Identify the lines that contain the word "according", then copy them.

─── DATA LISTING

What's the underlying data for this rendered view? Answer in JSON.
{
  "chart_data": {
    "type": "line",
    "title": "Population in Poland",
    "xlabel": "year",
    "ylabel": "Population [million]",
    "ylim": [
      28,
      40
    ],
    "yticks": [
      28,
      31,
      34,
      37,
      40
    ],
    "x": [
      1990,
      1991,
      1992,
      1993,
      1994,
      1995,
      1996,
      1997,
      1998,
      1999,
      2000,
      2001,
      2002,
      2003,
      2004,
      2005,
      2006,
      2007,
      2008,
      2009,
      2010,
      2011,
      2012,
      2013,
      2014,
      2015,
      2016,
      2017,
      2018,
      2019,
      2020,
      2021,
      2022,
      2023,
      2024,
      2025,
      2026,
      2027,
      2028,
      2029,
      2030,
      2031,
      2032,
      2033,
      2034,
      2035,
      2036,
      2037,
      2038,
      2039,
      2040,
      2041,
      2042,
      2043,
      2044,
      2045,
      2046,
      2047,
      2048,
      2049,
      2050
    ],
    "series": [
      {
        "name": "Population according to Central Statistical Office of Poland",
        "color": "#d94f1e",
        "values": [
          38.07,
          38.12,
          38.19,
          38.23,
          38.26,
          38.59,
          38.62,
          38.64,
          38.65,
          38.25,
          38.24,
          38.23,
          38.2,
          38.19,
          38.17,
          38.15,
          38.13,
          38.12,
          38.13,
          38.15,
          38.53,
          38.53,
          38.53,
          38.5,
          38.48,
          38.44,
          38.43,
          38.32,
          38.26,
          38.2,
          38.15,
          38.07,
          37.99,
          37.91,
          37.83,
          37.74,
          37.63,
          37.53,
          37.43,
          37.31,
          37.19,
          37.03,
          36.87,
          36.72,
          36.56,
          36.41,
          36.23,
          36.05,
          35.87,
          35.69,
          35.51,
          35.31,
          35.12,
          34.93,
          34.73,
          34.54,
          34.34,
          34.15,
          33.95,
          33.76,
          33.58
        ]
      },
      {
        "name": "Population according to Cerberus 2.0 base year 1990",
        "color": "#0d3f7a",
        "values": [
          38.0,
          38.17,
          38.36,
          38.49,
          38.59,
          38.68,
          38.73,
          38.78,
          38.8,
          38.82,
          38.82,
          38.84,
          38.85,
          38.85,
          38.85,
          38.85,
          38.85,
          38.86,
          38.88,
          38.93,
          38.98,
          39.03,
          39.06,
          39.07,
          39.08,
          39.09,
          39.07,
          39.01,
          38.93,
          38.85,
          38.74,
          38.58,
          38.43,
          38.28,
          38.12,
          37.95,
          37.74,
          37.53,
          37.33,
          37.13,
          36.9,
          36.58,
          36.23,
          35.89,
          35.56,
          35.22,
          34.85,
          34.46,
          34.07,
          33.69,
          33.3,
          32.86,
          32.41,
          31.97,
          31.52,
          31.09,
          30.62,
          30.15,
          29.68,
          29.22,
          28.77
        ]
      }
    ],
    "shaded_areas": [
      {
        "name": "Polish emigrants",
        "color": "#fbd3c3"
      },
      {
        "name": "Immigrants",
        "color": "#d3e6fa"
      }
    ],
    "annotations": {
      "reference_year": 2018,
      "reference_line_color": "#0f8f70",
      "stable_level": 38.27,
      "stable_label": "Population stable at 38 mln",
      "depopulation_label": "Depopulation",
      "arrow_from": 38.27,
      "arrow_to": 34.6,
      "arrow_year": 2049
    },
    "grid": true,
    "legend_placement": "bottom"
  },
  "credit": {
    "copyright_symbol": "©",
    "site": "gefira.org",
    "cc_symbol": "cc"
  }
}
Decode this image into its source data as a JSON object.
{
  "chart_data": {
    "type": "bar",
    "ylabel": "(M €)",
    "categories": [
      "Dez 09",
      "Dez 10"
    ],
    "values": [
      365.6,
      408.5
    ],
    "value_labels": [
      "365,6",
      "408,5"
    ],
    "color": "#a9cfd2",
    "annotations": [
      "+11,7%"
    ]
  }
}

──────

**TASK ANSWER**.
        "name": "Population according to Central Statistical Office of Poland",
        "name": "Population according to Cerberus 2.0 base year 1990",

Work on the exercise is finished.